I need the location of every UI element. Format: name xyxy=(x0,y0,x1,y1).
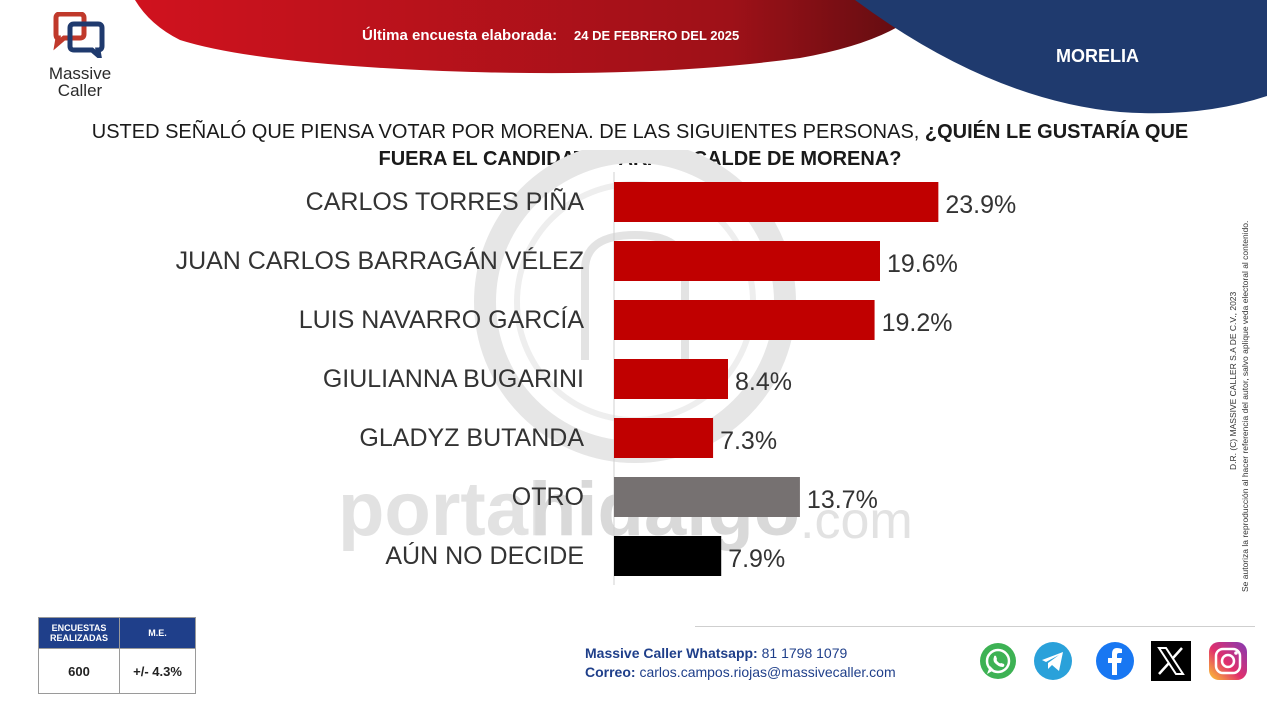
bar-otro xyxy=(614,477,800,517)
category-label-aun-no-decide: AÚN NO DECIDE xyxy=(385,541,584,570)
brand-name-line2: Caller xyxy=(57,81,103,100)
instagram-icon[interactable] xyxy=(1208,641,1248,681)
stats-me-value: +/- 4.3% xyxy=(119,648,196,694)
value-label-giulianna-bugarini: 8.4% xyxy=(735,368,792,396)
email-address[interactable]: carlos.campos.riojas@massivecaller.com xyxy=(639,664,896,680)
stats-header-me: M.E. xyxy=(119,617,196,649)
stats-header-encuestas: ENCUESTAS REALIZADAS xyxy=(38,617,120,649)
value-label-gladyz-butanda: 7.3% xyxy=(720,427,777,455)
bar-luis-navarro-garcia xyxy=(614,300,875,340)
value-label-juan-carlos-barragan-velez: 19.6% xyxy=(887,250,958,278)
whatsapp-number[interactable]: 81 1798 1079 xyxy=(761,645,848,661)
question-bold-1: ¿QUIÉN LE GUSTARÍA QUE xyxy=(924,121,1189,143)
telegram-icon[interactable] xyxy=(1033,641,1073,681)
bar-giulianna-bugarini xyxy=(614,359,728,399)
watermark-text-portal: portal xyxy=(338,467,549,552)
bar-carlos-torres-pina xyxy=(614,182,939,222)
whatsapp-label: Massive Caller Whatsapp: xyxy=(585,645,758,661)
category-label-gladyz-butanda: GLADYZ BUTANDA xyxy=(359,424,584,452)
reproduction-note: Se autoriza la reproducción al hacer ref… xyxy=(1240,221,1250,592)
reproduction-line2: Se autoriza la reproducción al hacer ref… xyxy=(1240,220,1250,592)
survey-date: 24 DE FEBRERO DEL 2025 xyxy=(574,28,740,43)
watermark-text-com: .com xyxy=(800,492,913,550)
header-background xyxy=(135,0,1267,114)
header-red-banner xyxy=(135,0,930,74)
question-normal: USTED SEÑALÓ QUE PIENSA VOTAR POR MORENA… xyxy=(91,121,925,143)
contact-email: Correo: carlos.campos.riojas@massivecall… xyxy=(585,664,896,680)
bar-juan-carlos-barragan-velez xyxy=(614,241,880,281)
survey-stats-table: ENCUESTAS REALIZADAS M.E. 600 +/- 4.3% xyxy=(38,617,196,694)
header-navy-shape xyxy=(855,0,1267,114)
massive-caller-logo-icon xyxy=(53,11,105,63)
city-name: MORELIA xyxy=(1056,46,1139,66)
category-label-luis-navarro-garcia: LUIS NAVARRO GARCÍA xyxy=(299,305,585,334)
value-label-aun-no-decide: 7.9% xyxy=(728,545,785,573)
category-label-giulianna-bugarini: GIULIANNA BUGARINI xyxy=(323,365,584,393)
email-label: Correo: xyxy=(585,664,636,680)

▸ **EXERCISE OBJECTIVE**
List every line of the data above that contains the string "reproducción". Case counts.

▸ **TASK ANSWER**
reproduction-note: Se autoriza la reproducción al hacer ref… xyxy=(1240,221,1250,592)
reproduction-line2: Se autoriza la reproducción al hacer ref… xyxy=(1240,220,1250,592)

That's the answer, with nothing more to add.